> Required task: Select all lines with the string "Number" in them, and copy those lines.

> Entries shown:
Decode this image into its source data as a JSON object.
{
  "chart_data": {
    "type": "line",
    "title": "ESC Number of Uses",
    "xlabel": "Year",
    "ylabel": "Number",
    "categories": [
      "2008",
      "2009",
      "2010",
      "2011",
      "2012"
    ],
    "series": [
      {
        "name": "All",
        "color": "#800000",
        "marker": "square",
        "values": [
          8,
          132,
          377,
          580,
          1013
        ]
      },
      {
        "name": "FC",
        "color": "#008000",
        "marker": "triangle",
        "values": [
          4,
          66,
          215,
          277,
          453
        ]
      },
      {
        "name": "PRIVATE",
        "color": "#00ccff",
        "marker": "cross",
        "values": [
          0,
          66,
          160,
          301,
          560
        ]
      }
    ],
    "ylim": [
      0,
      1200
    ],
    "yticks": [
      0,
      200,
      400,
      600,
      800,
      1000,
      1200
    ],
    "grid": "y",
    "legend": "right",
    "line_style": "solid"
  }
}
---
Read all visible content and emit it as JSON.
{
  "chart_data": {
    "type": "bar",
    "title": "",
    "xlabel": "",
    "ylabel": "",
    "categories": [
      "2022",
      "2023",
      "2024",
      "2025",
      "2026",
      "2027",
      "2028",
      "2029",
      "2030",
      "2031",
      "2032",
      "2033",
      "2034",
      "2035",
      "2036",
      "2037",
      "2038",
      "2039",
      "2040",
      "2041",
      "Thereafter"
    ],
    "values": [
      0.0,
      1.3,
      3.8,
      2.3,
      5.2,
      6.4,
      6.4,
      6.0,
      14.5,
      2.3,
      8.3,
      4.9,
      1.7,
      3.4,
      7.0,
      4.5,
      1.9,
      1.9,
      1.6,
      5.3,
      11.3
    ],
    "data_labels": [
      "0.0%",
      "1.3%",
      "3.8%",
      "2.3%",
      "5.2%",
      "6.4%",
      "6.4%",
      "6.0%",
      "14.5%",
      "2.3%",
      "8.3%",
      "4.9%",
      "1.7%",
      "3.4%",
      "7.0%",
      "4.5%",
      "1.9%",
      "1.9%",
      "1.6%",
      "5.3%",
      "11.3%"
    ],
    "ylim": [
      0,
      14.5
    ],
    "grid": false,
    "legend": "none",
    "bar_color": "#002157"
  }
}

> Output of the exercise:
    "title": "ESC Number of Uses",
    "ylabel": "Number",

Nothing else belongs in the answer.